What this task involves:
Gather every line below where "osobami" appears.

—————

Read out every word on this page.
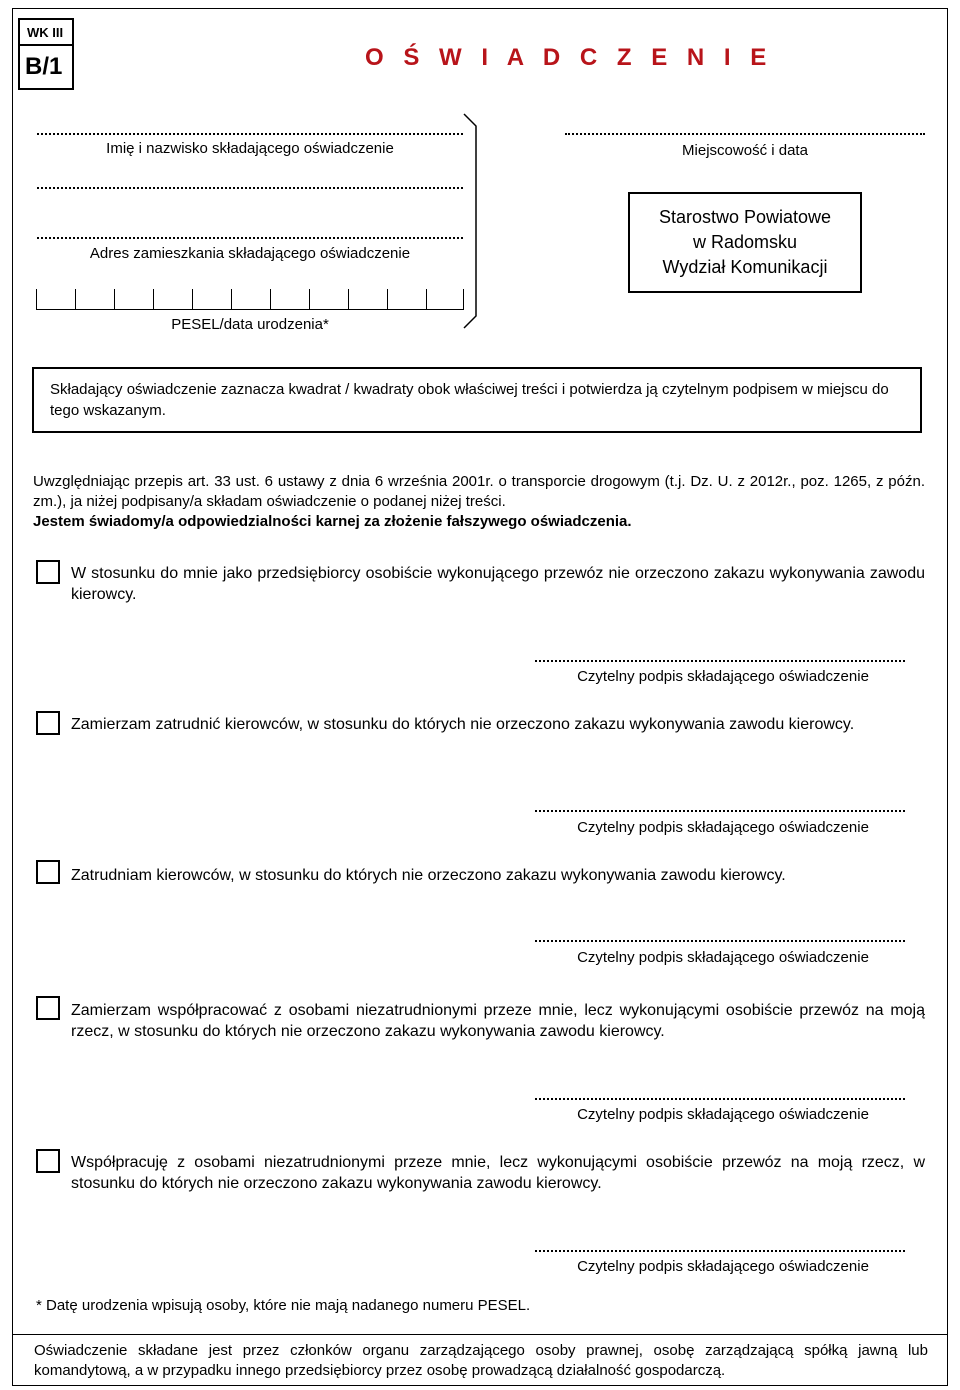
WK III
B/1	O Ś W I A D C Z E N I E
Imię i nazwisko składającego oświadczenie
Adres zamieszkania składającego oświadczenie
PESEL/data urodzenia*
Miejscowość i data
Starostwo Powiatowe
w Radomsku
Wydział Komunikacji
Składający oświadczenie zaznacza kwadrat / kwadraty obok właściwej treści i potwierdza ją czytelnym podpisem w miejscu do tego wskazanym.
Uwzględniając przepis art. 33 ust. 6 ustawy z dnia 6 września 2001r. o transporcie drogowym (t.j. Dz. U. z 2012r., poz. 1265, z późn. zm.), ja niżej podpisany/a składam oświadczenie o podanej niżej treści.
Jestem świadomy/a odpowiedzialności karnej za złożenie fałszywego oświadczenia.
W stosunku do mnie jako przedsiębiorcy osobiście wykonującego przewóz nie orzeczono zakazu wykonywania zawodu kierowcy.
Czytelny podpis składającego oświadczenie
Zamierzam zatrudnić kierowców, w stosunku do których nie orzeczono zakazu wykonywania zawodu kierowcy.
Czytelny podpis składającego oświadczenie
Zatrudniam kierowców, w stosunku do których nie orzeczono zakazu wykonywania zawodu kierowcy.
Czytelny podpis składającego oświadczenie
Zamierzam współpracować z osobami niezatrudnionymi przeze mnie, lecz wykonującymi osobiście przewóz na moją rzecz, w stosunku do których nie orzeczono zakazu wykonywania zawodu kierowcy.
Czytelny podpis składającego oświadczenie
Współpracuję z osobami niezatrudnionymi przeze mnie, lecz wykonującymi osobiście przewóz na moją rzecz, w stosunku do których nie orzeczono zakazu wykonywania zawodu kierowcy.
Czytelny podpis składającego oświadczenie
* Datę urodzenia wpisują osoby, które nie mają nadanego numeru PESEL.
Oświadczenie składane jest przez członków organu zarządzającego osoby prawnej, osobę zarządzającą spółką jawną lub komandytową, a w przypadku innego przedsiębiorcy przez osobę prowadzącą działalność gospodarczą.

—————

Result of this task:
Zamierzam współpracować z osobami niezatrudnionymi przeze mnie, lecz wykonującymi osobiście przewóz na moją rzecz, w stosunku do których nie orzeczono zakazu wykonywania zawodu kierowcy.
Współpracuję z osobami niezatrudnionymi przeze mnie, lecz wykonującymi osobiście przewóz na moją rzecz, w stosunku do których nie orzeczono zakazu wykonywania zawodu kierowcy.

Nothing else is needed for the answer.